— Start —

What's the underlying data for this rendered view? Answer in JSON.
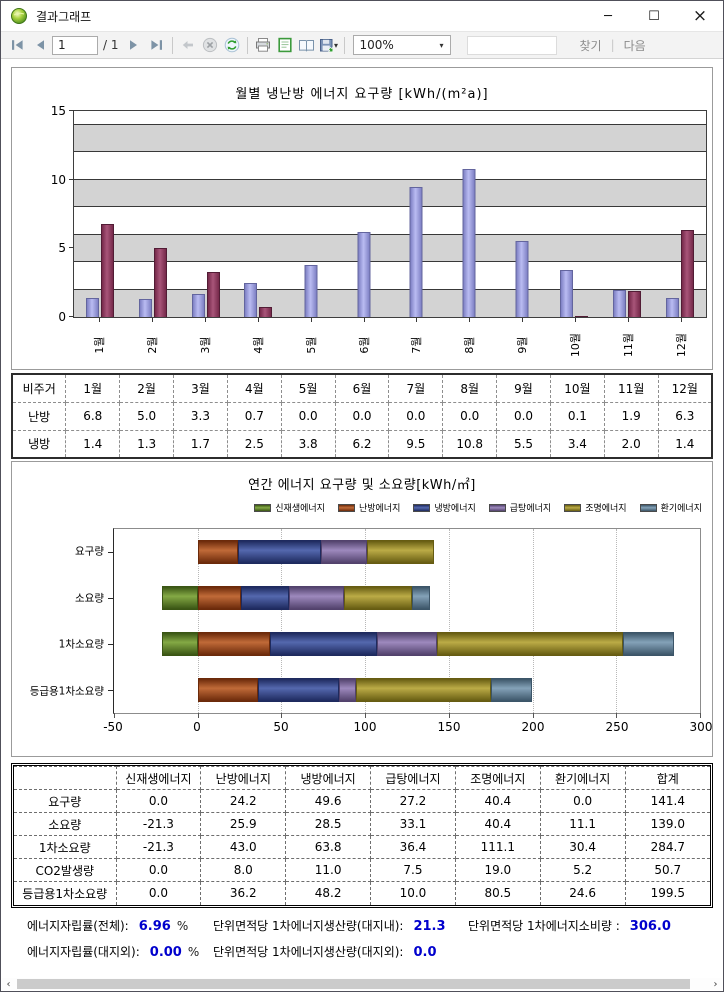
{
  "window": {
    "title": "결과그래프"
  },
  "toolbar": {
    "page_value": "1",
    "page_of": "/ 1",
    "zoom": "100%",
    "find": "찾기",
    "sep": "|",
    "next": "다음"
  },
  "chart_data": [
    {
      "type": "bar",
      "title": "월별 냉난방 에너지 요구량 [kWh/(m²a)]",
      "categories": [
        "1월",
        "2월",
        "3월",
        "4월",
        "5월",
        "6월",
        "7월",
        "8월",
        "9월",
        "10월",
        "11월",
        "12월"
      ],
      "series": [
        {
          "name": "냉방",
          "color": "#9193d8",
          "color_light": "#babcf2",
          "color_dark": "#7e80c4",
          "color_border": "#63659e",
          "values": [
            1.4,
            1.3,
            1.7,
            2.5,
            3.8,
            6.2,
            9.5,
            10.8,
            5.5,
            3.4,
            2.0,
            1.4
          ]
        },
        {
          "name": "난방",
          "color": "#8f3a60",
          "color_light": "#a85579",
          "color_dark": "#76294a",
          "color_border": "#521c35",
          "values": [
            6.8,
            5.0,
            3.3,
            0.7,
            0.0,
            0.0,
            0.0,
            0.0,
            0.0,
            0.1,
            1.9,
            6.3
          ]
        }
      ],
      "ylim": [
        0,
        15
      ],
      "yticks": [
        0,
        5,
        10,
        15
      ],
      "gridlines": [
        2,
        4,
        6,
        8,
        10,
        12,
        14
      ],
      "bands": [
        [
          0,
          2
        ],
        [
          4,
          6
        ],
        [
          8,
          10
        ],
        [
          12,
          14
        ]
      ],
      "band_color": "#d3d3d3",
      "grid": true,
      "legend_position": "none"
    },
    {
      "type": "bar-horizontal-stacked",
      "title": "연간 에너지 요구량 및 소요량[kWh/㎡]",
      "categories": [
        "요구량",
        "소요량",
        "1차소요량",
        "등급용1차소요량"
      ],
      "series": [
        {
          "name": "신재생에너지",
          "color": "#4d6e1f",
          "color_light": "#84a945",
          "color_dark": "#3a5514",
          "values": [
            0.0,
            -21.3,
            -21.3,
            0.0
          ]
        },
        {
          "name": "난방에너지",
          "color": "#8c3a10",
          "color_light": "#c06a38",
          "color_dark": "#6b2a0a",
          "values": [
            24.2,
            25.9,
            43.0,
            36.2
          ]
        },
        {
          "name": "냉방에너지",
          "color": "#2a3a7c",
          "color_light": "#5468ae",
          "color_dark": "#1e2a5e",
          "values": [
            49.6,
            28.5,
            63.8,
            48.2
          ]
        },
        {
          "name": "급탕에너지",
          "color": "#6d5a8c",
          "color_light": "#9d89bd",
          "color_dark": "#52426c",
          "values": [
            27.2,
            33.1,
            36.4,
            10.0
          ]
        },
        {
          "name": "조명에너지",
          "color": "#877a1c",
          "color_light": "#bbab46",
          "color_dark": "#665c12",
          "values": [
            40.4,
            40.4,
            111.1,
            80.5
          ]
        },
        {
          "name": "환기에너지",
          "color": "#507088",
          "color_light": "#84a2b8",
          "color_dark": "#3c5568",
          "values": [
            0.0,
            11.1,
            30.4,
            24.6
          ]
        }
      ],
      "xlim": [
        -50,
        300
      ],
      "xticks": [
        -50,
        0,
        50,
        100,
        150,
        200,
        250,
        300
      ],
      "grid": true,
      "legend_position": "top-right"
    }
  ],
  "table1": {
    "header": [
      "비주거",
      "1월",
      "2월",
      "3월",
      "4월",
      "5월",
      "6월",
      "7월",
      "8월",
      "9월",
      "10월",
      "11월",
      "12월"
    ],
    "rows": [
      [
        "난방",
        "6.8",
        "5.0",
        "3.3",
        "0.7",
        "0.0",
        "0.0",
        "0.0",
        "0.0",
        "0.0",
        "0.1",
        "1.9",
        "6.3"
      ],
      [
        "냉방",
        "1.4",
        "1.3",
        "1.7",
        "2.5",
        "3.8",
        "6.2",
        "9.5",
        "10.8",
        "5.5",
        "3.4",
        "2.0",
        "1.4"
      ]
    ]
  },
  "table2": {
    "header": [
      "",
      "신재생에너지",
      "난방에너지",
      "냉방에너지",
      "급탕에너지",
      "조명에너지",
      "환기에너지",
      "합계"
    ],
    "rows": [
      [
        "요구량",
        "0.0",
        "24.2",
        "49.6",
        "27.2",
        "40.4",
        "0.0",
        "141.4"
      ],
      [
        "소요량",
        "-21.3",
        "25.9",
        "28.5",
        "33.1",
        "40.4",
        "11.1",
        "139.0"
      ],
      [
        "1차소요량",
        "-21.3",
        "43.0",
        "63.8",
        "36.4",
        "111.1",
        "30.4",
        "284.7"
      ],
      [
        "CO2발생량",
        "0.0",
        "8.0",
        "11.0",
        "7.5",
        "19.0",
        "5.2",
        "50.7"
      ],
      [
        "등급용1차소요량",
        "0.0",
        "36.2",
        "48.2",
        "10.0",
        "80.5",
        "24.6",
        "199.5"
      ]
    ]
  },
  "summary": {
    "row1": [
      {
        "label": "에너지자립률(전체):",
        "value": "6.96",
        "unit": "%"
      },
      {
        "label": "단위면적당 1차에너지생산량(대지내):",
        "value": "21.3",
        "unit": ""
      },
      {
        "label": "단위면적당 1차에너지소비량 :",
        "value": "306.0",
        "unit": ""
      }
    ],
    "row2": [
      {
        "label": "에너지자립률(대지외):",
        "value": "0.00",
        "unit": "%"
      },
      {
        "label": "단위면적당 1차에너지생산량(대지외):",
        "value": "0.0",
        "unit": ""
      }
    ]
  },
  "accent_colors": {
    "value_blue": "#0000cd",
    "band_gray": "#d3d3d3"
  }
}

— End —

* Task instructions *
Print every entry above again without changing a word, and omit the pictures.

* Exercise response *
What's the underlying data for this rendered view? Answer in JSON.
{
  "window": {
    "title": "결과그래프"
  },
  "toolbar": {
    "page_value": "1",
    "page_of": "/ 1",
    "zoom": "100%",
    "find": "찾기",
    "sep": "|",
    "next": "다음"
  },
  "chart_data": [
    {
      "type": "bar",
      "title": "월별 냉난방 에너지 요구량 [kWh/(m²a)]",
      "categories": [
        "1월",
        "2월",
        "3월",
        "4월",
        "5월",
        "6월",
        "7월",
        "8월",
        "9월",
        "10월",
        "11월",
        "12월"
      ],
      "series": [
        {
          "name": "냉방",
          "color": "#9193d8",
          "color_light": "#babcf2",
          "color_dark": "#7e80c4",
          "color_border": "#63659e",
          "values": [
            1.4,
            1.3,
            1.7,
            2.5,
            3.8,
            6.2,
            9.5,
            10.8,
            5.5,
            3.4,
            2.0,
            1.4
          ]
        },
        {
          "name": "난방",
          "color": "#8f3a60",
          "color_light": "#a85579",
          "color_dark": "#76294a",
          "color_border": "#521c35",
          "values": [
            6.8,
            5.0,
            3.3,
            0.7,
            0.0,
            0.0,
            0.0,
            0.0,
            0.0,
            0.1,
            1.9,
            6.3
          ]
        }
      ],
      "ylim": [
        0,
        15
      ],
      "yticks": [
        0,
        5,
        10,
        15
      ],
      "gridlines": [
        2,
        4,
        6,
        8,
        10,
        12,
        14
      ],
      "bands": [
        [
          0,
          2
        ],
        [
          4,
          6
        ],
        [
          8,
          10
        ],
        [
          12,
          14
        ]
      ],
      "band_color": "#d3d3d3",
      "grid": true,
      "legend_position": "none"
    },
    {
      "type": "bar-horizontal-stacked",
      "title": "연간 에너지 요구량 및 소요량[kWh/㎡]",
      "categories": [
        "요구량",
        "소요량",
        "1차소요량",
        "등급용1차소요량"
      ],
      "series": [
        {
          "name": "신재생에너지",
          "color": "#4d6e1f",
          "color_light": "#84a945",
          "color_dark": "#3a5514",
          "values": [
            0.0,
            -21.3,
            -21.3,
            0.0
          ]
        },
        {
          "name": "난방에너지",
          "color": "#8c3a10",
          "color_light": "#c06a38",
          "color_dark": "#6b2a0a",
          "values": [
            24.2,
            25.9,
            43.0,
            36.2
          ]
        },
        {
          "name": "냉방에너지",
          "color": "#2a3a7c",
          "color_light": "#5468ae",
          "color_dark": "#1e2a5e",
          "values": [
            49.6,
            28.5,
            63.8,
            48.2
          ]
        },
        {
          "name": "급탕에너지",
          "color": "#6d5a8c",
          "color_light": "#9d89bd",
          "color_dark": "#52426c",
          "values": [
            27.2,
            33.1,
            36.4,
            10.0
          ]
        },
        {
          "name": "조명에너지",
          "color": "#877a1c",
          "color_light": "#bbab46",
          "color_dark": "#665c12",
          "values": [
            40.4,
            40.4,
            111.1,
            80.5
          ]
        },
        {
          "name": "환기에너지",
          "color": "#507088",
          "color_light": "#84a2b8",
          "color_dark": "#3c5568",
          "values": [
            0.0,
            11.1,
            30.4,
            24.6
          ]
        }
      ],
      "xlim": [
        -50,
        300
      ],
      "xticks": [
        -50,
        0,
        50,
        100,
        150,
        200,
        250,
        300
      ],
      "grid": true,
      "legend_position": "top-right"
    }
  ],
  "table1": {
    "header": [
      "비주거",
      "1월",
      "2월",
      "3월",
      "4월",
      "5월",
      "6월",
      "7월",
      "8월",
      "9월",
      "10월",
      "11월",
      "12월"
    ],
    "rows": [
      [
        "난방",
        "6.8",
        "5.0",
        "3.3",
        "0.7",
        "0.0",
        "0.0",
        "0.0",
        "0.0",
        "0.0",
        "0.1",
        "1.9",
        "6.3"
      ],
      [
        "냉방",
        "1.4",
        "1.3",
        "1.7",
        "2.5",
        "3.8",
        "6.2",
        "9.5",
        "10.8",
        "5.5",
        "3.4",
        "2.0",
        "1.4"
      ]
    ]
  },
  "table2": {
    "header": [
      "",
      "신재생에너지",
      "난방에너지",
      "냉방에너지",
      "급탕에너지",
      "조명에너지",
      "환기에너지",
      "합계"
    ],
    "rows": [
      [
        "요구량",
        "0.0",
        "24.2",
        "49.6",
        "27.2",
        "40.4",
        "0.0",
        "141.4"
      ],
      [
        "소요량",
        "-21.3",
        "25.9",
        "28.5",
        "33.1",
        "40.4",
        "11.1",
        "139.0"
      ],
      [
        "1차소요량",
        "-21.3",
        "43.0",
        "63.8",
        "36.4",
        "111.1",
        "30.4",
        "284.7"
      ],
      [
        "CO2발생량",
        "0.0",
        "8.0",
        "11.0",
        "7.5",
        "19.0",
        "5.2",
        "50.7"
      ],
      [
        "등급용1차소요량",
        "0.0",
        "36.2",
        "48.2",
        "10.0",
        "80.5",
        "24.6",
        "199.5"
      ]
    ]
  },
  "summary": {
    "row1": [
      {
        "label": "에너지자립률(전체):",
        "value": "6.96",
        "unit": "%"
      },
      {
        "label": "단위면적당 1차에너지생산량(대지내):",
        "value": "21.3",
        "unit": ""
      },
      {
        "label": "단위면적당 1차에너지소비량 :",
        "value": "306.0",
        "unit": ""
      }
    ],
    "row2": [
      {
        "label": "에너지자립률(대지외):",
        "value": "0.00",
        "unit": "%"
      },
      {
        "label": "단위면적당 1차에너지생산량(대지외):",
        "value": "0.0",
        "unit": ""
      }
    ]
  },
  "accent_colors": {
    "value_blue": "#0000cd",
    "band_gray": "#d3d3d3"
  }
}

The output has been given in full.